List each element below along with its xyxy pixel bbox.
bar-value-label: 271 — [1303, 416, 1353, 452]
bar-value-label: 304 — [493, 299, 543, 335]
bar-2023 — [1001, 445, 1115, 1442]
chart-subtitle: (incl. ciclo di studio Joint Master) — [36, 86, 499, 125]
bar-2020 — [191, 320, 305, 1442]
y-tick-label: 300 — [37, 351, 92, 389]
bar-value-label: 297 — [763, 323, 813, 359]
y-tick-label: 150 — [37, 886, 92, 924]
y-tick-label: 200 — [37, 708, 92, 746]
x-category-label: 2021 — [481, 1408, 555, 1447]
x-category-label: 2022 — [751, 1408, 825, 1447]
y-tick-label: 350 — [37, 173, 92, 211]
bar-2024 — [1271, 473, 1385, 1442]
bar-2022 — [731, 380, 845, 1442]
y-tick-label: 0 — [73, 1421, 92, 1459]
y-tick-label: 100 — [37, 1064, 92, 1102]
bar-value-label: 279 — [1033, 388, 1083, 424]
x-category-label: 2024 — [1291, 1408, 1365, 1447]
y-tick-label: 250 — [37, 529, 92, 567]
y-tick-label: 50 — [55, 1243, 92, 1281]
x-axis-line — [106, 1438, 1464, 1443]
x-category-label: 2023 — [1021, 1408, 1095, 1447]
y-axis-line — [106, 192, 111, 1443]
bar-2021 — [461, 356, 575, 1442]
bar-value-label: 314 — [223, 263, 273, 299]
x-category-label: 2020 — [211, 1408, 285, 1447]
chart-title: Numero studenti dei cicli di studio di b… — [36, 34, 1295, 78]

--------------------------------

▶ **Задание**: Верните строки всех записей выше слово в слово, ничего в них не меняя.

▶ **Ожидаемый ответ**:
List each element below along with its xyxy pixel bbox.
bar-value-label: 271 — [1303, 416, 1353, 452]
bar-value-label: 304 — [493, 299, 543, 335]
bar-2023 — [1001, 445, 1115, 1442]
chart-subtitle: (incl. ciclo di studio Joint Master) — [36, 86, 499, 125]
bar-2020 — [191, 320, 305, 1442]
y-tick-label: 300 — [37, 351, 92, 389]
bar-value-label: 297 — [763, 323, 813, 359]
y-tick-label: 150 — [37, 886, 92, 924]
y-tick-label: 200 — [37, 708, 92, 746]
x-category-label: 2021 — [481, 1408, 555, 1447]
x-category-label: 2022 — [751, 1408, 825, 1447]
y-tick-label: 350 — [37, 173, 92, 211]
bar-2024 — [1271, 473, 1385, 1442]
bar-2022 — [731, 380, 845, 1442]
y-tick-label: 0 — [73, 1421, 92, 1459]
y-tick-label: 100 — [37, 1064, 92, 1102]
bar-value-label: 279 — [1033, 388, 1083, 424]
x-category-label: 2024 — [1291, 1408, 1365, 1447]
y-tick-label: 250 — [37, 529, 92, 567]
y-tick-label: 50 — [55, 1243, 92, 1281]
x-axis-line — [106, 1438, 1464, 1443]
x-category-label: 2023 — [1021, 1408, 1095, 1447]
y-axis-line — [106, 192, 111, 1443]
bar-2021 — [461, 356, 575, 1442]
bar-value-label: 314 — [223, 263, 273, 299]
x-category-label: 2020 — [211, 1408, 285, 1447]
chart-title: Numero studenti dei cicli di studio di b… — [36, 34, 1295, 78]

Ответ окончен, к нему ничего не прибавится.